Copy each line of the entries that contains the word "doğru".

--- DATA EXCERPTS ---
* START *
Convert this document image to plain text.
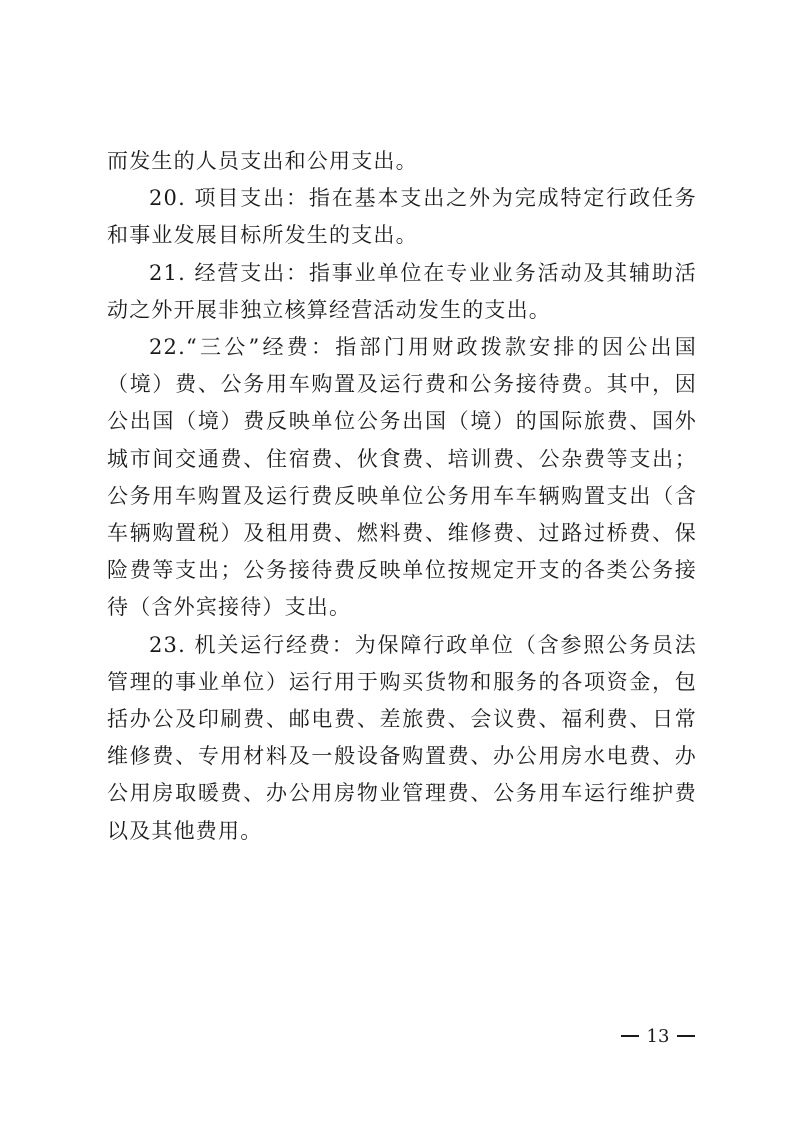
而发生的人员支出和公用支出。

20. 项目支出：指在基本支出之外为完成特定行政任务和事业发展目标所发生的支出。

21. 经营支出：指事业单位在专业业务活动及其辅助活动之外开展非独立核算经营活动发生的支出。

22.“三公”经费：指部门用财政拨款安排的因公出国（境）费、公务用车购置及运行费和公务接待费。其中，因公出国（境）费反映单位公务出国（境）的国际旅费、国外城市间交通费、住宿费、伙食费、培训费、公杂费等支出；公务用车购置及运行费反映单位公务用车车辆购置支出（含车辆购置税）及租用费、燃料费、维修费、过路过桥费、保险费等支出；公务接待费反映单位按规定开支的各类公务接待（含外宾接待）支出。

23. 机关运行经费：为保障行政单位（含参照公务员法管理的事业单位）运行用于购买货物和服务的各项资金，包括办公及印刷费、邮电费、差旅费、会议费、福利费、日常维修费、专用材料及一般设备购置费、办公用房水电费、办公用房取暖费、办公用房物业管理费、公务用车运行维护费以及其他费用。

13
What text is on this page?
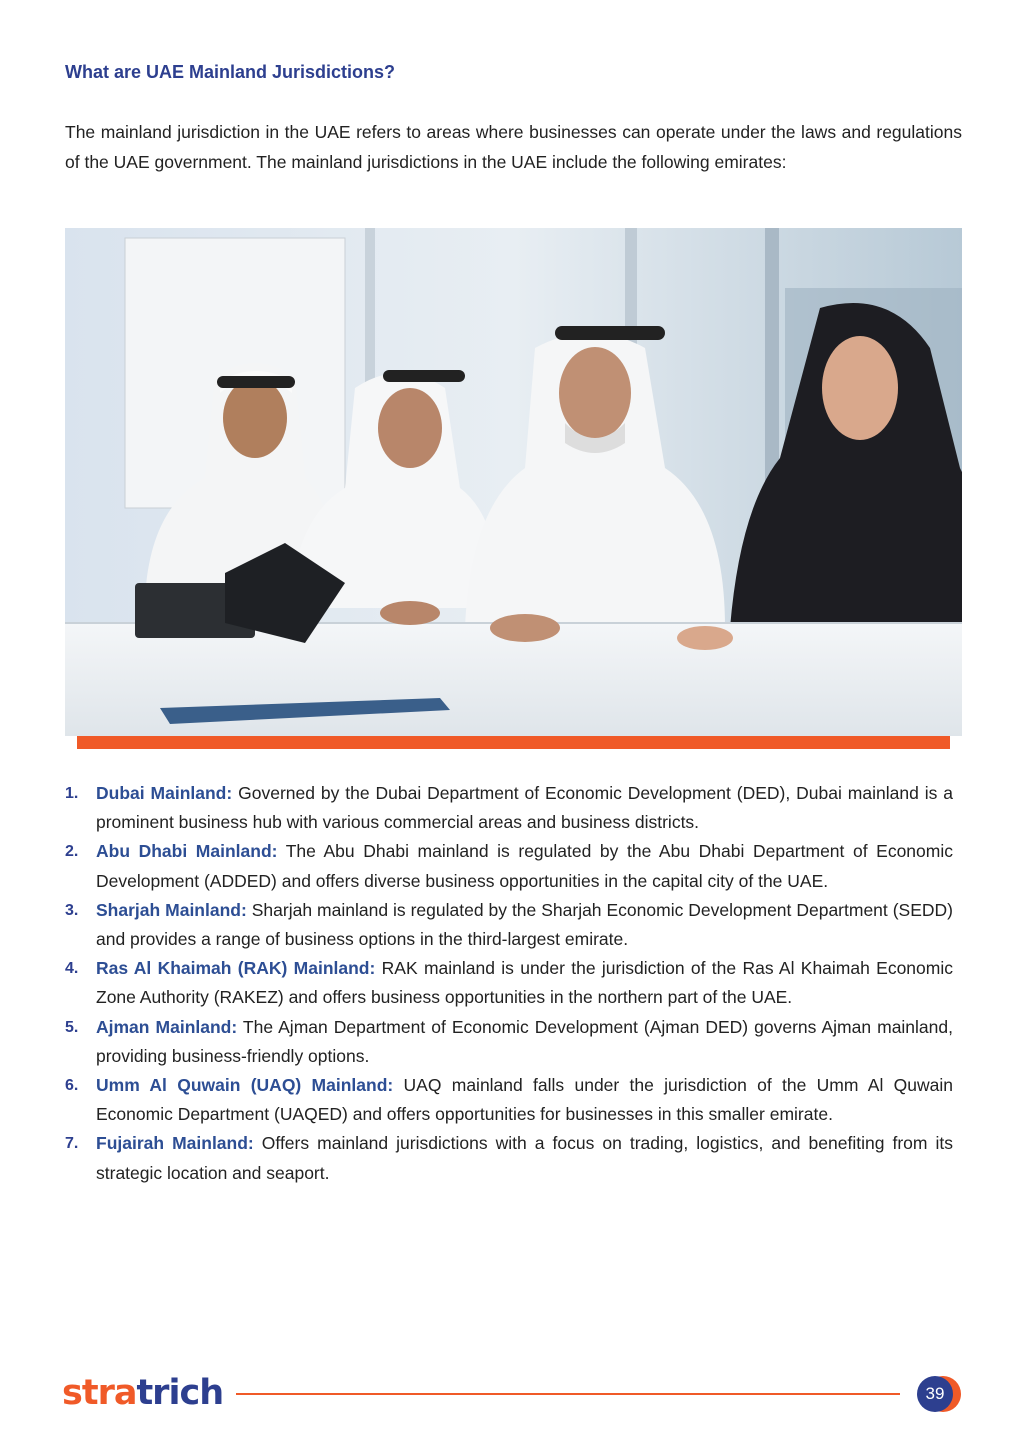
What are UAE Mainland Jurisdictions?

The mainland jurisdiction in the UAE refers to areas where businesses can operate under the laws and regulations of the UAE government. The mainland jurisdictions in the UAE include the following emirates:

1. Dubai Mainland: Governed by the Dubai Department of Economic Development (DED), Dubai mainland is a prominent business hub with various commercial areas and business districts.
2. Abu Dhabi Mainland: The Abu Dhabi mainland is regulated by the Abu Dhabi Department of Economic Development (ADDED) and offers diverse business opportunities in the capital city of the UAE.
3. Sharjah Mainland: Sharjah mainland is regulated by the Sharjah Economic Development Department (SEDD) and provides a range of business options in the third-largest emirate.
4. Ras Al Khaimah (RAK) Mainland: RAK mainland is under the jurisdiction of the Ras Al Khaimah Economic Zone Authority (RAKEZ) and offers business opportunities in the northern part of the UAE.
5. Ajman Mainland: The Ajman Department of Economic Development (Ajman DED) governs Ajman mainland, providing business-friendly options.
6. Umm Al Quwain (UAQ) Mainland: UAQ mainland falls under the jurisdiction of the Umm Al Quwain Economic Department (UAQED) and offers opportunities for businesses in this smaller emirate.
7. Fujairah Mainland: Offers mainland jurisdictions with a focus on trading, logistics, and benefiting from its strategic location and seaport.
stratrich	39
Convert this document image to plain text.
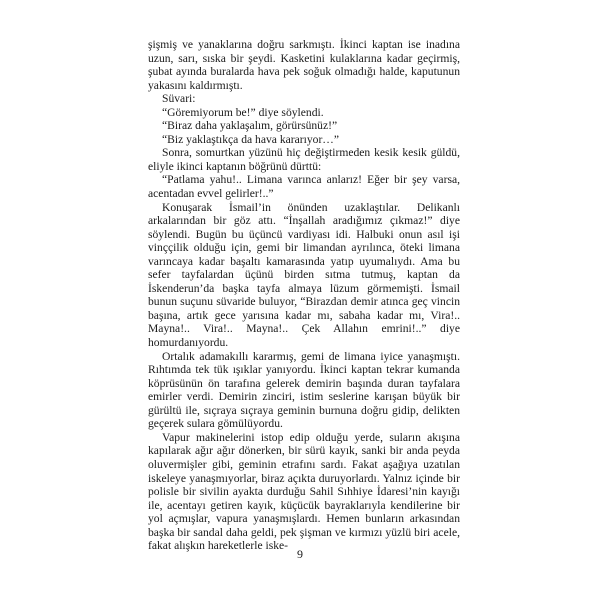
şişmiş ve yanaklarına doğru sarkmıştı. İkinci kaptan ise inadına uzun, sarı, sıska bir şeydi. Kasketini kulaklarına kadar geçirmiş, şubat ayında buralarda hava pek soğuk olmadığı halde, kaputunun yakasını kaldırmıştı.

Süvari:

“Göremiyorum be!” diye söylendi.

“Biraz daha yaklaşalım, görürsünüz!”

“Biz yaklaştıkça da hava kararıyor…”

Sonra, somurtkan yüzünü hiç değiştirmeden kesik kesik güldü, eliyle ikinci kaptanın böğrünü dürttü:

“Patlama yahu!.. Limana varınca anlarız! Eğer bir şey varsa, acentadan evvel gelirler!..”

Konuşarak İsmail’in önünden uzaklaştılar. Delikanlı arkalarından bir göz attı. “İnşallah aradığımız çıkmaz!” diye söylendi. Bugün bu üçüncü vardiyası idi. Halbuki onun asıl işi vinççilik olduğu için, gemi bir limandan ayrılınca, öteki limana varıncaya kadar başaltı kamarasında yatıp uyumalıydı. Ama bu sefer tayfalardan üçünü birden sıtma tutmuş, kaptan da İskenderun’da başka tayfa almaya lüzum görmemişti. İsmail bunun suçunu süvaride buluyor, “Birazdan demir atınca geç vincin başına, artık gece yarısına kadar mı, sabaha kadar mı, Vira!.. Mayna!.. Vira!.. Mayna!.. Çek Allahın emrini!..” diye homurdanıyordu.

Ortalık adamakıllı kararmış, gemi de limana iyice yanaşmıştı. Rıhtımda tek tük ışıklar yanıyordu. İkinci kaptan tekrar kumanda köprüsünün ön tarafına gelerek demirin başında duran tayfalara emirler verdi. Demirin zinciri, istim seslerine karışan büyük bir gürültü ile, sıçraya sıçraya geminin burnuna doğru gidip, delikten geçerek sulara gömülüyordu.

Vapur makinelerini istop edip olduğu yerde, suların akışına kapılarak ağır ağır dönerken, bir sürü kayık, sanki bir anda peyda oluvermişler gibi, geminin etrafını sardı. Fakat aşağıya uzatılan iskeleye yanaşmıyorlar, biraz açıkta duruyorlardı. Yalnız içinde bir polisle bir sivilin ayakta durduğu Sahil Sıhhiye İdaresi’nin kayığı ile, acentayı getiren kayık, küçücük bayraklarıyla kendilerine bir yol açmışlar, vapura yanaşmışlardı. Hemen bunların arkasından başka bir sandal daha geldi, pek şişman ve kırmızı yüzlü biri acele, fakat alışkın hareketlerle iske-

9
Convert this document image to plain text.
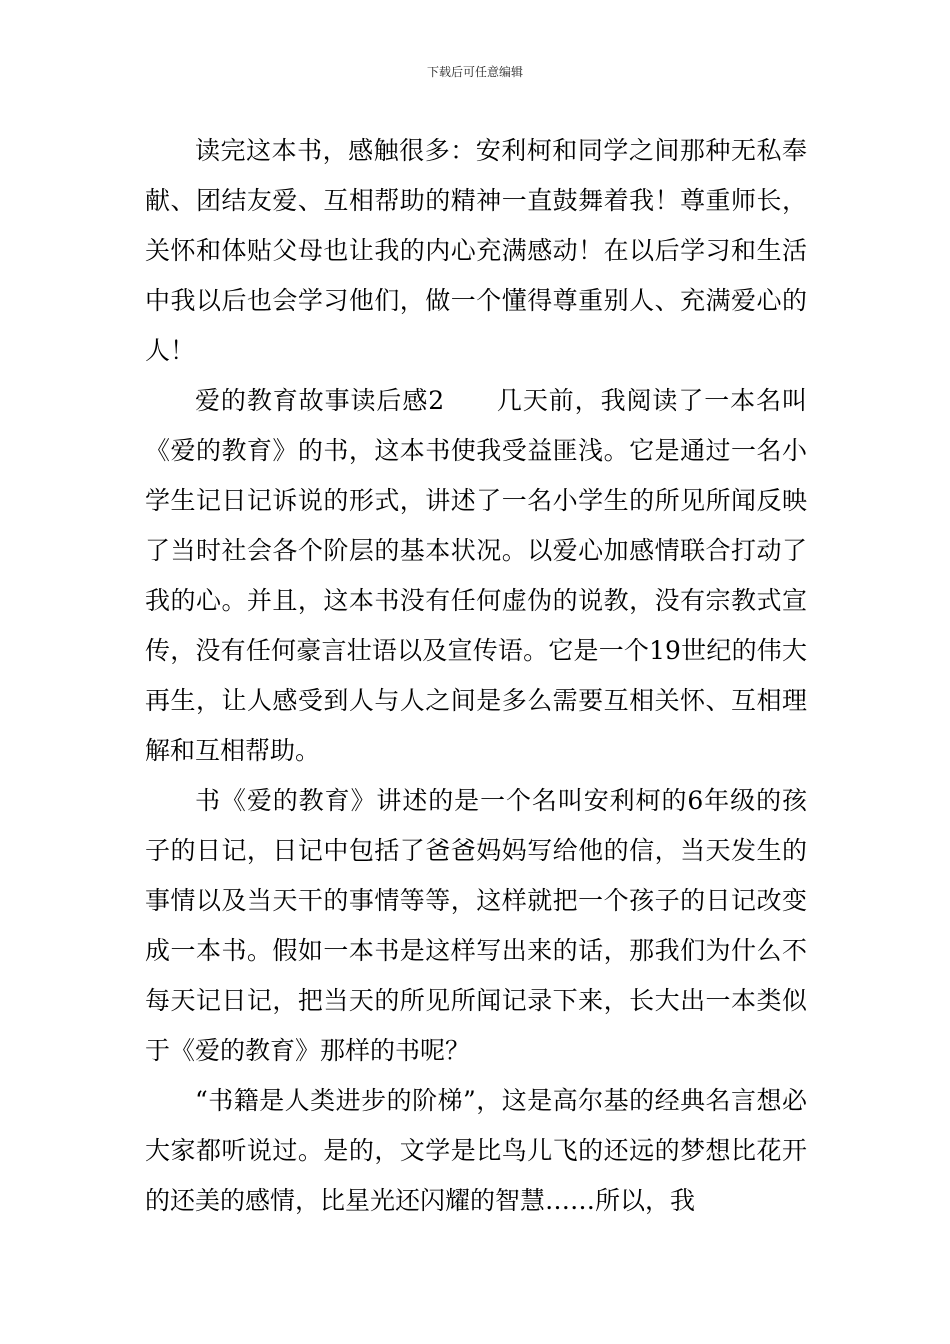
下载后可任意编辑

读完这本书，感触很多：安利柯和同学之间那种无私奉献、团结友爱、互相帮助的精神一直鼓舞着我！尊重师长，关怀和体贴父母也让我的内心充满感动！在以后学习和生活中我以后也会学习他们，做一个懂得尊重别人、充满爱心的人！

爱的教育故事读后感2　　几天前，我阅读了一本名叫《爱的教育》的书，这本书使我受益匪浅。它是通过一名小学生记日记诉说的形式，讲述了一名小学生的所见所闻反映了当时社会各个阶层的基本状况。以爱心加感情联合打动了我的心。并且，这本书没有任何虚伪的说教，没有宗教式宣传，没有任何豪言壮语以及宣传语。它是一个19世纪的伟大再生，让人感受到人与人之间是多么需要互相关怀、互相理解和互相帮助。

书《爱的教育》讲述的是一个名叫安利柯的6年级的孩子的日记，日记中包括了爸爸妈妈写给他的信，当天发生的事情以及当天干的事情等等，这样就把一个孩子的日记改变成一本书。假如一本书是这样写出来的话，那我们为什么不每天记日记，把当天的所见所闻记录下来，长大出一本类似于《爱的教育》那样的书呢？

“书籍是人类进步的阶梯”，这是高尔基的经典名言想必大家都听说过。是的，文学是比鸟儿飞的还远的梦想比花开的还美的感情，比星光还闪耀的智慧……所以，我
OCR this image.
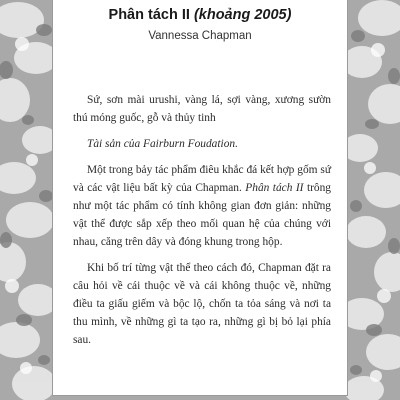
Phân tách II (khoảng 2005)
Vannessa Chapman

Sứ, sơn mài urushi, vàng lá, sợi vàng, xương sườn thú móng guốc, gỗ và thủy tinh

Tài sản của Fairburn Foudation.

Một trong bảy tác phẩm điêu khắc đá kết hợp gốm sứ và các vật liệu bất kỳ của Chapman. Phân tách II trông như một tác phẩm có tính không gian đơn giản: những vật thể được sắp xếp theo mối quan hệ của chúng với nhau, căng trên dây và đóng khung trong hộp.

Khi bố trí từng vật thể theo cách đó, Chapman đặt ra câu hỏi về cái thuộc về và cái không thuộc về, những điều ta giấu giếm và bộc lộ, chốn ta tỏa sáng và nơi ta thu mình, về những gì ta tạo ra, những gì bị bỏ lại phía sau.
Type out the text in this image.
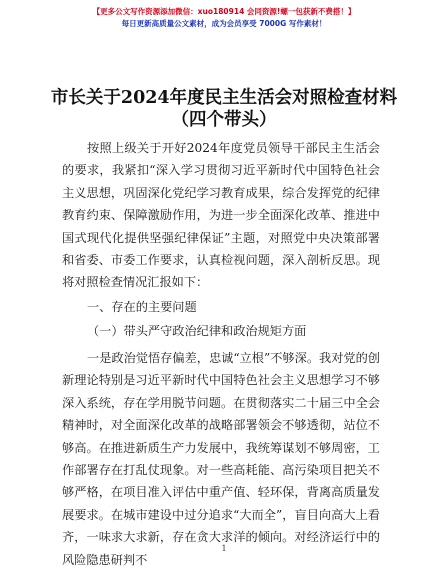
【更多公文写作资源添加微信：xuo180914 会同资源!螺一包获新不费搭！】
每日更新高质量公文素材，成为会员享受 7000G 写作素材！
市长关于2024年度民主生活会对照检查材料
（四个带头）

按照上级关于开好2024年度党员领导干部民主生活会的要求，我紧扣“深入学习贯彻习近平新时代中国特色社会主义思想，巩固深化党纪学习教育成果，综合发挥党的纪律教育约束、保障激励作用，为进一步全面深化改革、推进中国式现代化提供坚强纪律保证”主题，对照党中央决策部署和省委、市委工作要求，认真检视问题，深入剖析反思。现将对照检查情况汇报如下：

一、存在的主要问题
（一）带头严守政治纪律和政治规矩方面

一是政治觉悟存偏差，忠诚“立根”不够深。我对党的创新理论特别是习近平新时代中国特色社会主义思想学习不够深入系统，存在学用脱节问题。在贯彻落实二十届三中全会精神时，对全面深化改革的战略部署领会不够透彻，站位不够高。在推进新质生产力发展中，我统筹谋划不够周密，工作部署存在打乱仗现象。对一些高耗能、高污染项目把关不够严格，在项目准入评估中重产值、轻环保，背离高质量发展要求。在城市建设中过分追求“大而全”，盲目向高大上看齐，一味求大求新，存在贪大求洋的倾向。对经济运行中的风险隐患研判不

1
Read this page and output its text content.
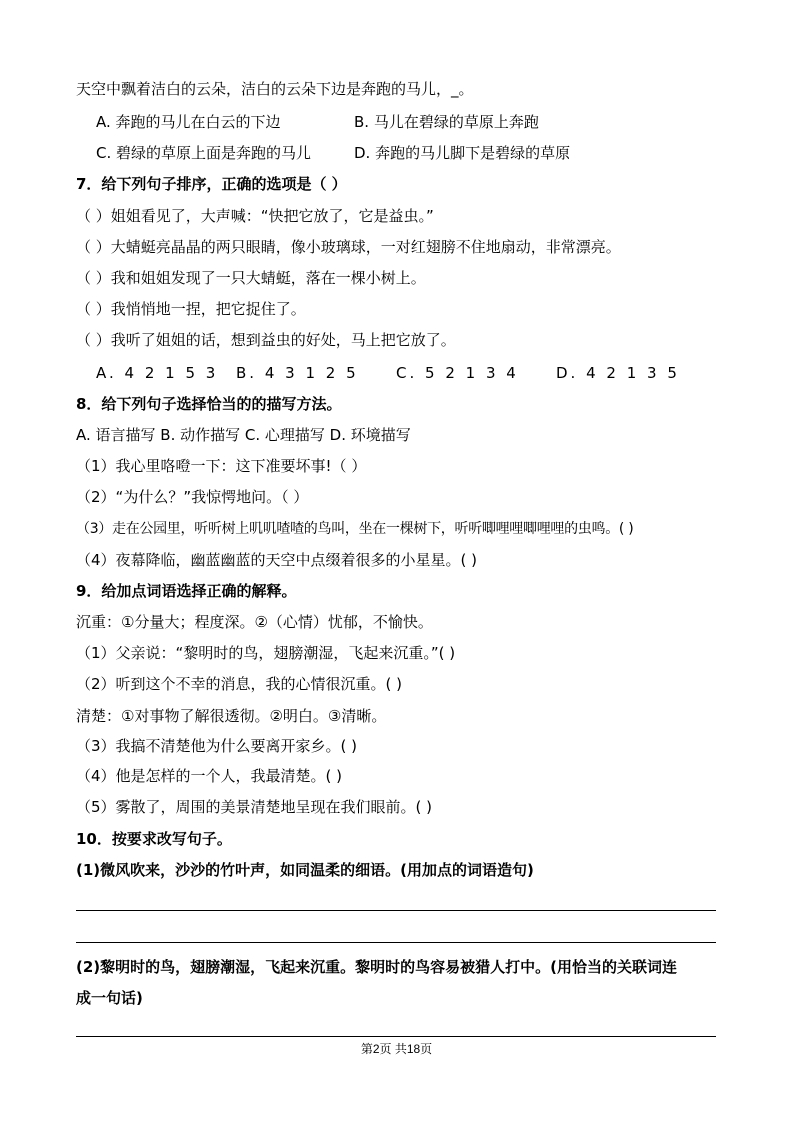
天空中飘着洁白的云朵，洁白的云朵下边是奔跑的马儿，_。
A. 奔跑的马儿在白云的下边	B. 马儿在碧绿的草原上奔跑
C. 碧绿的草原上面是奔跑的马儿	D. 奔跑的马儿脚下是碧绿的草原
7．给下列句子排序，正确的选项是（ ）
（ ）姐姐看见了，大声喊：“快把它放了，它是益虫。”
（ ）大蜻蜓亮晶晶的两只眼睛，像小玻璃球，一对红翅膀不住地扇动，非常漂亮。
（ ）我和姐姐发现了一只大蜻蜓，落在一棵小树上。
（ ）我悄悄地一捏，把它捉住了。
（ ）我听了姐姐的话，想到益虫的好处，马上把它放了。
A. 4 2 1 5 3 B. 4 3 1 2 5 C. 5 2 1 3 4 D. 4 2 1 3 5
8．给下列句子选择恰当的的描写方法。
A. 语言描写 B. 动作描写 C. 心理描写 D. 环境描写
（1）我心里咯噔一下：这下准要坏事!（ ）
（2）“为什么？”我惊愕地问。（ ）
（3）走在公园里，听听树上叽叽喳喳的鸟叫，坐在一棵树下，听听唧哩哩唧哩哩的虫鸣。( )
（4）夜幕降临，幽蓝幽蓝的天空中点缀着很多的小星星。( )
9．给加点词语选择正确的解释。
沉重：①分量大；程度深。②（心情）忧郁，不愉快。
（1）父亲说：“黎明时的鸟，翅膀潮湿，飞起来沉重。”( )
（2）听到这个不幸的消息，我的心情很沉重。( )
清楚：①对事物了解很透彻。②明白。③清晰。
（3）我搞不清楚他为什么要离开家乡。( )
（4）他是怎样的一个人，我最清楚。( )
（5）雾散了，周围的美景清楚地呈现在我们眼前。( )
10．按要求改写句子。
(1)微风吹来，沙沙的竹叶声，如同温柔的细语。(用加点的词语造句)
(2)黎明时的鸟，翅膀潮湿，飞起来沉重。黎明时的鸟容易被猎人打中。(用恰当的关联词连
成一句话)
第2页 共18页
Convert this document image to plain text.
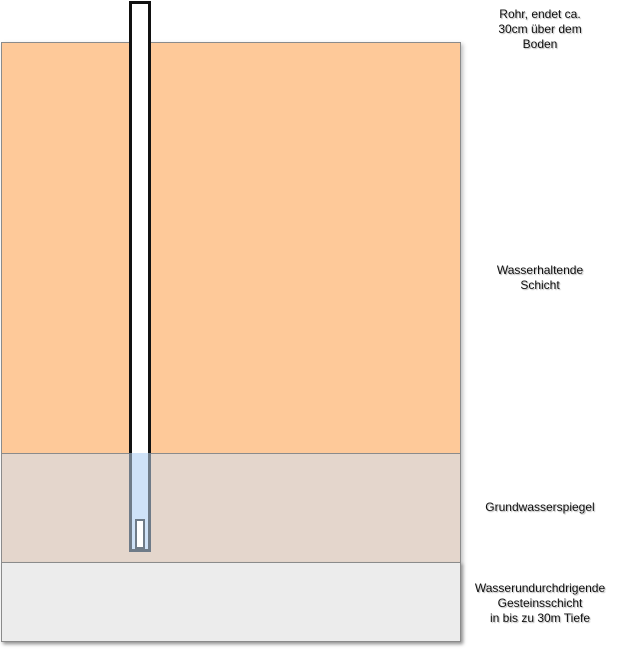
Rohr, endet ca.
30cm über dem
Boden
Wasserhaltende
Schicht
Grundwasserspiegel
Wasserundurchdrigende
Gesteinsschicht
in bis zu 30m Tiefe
* END *
--- RESULT FOR THIS EXERCISE ---
şişmiş ve yanaklarına doğru sarkmıştı. İkinci kaptan ise inadına uzun, sarı, sıska bir şeydi. Kasketini kulaklarına kadar geçirmiş, şubat ayında buralarda hava pek soğuk olmadığı halde, kaputunun yakasını kaldırmıştı.
Ortalık adamakıllı kararmış, gemi de limana iyice yanaşmıştı. Rıhtımda tek tük ışıklar yanıyordu. İkinci kaptan tekrar kumanda köprüsünün ön tarafına gelerek demirin başında duran tayfalara emirler verdi. Demirin zinciri, istim seslerine karışan büyük bir gürültü ile, sıçraya sıçraya geminin burnuna doğru gidip, delikten geçerek sulara gömülüyordu.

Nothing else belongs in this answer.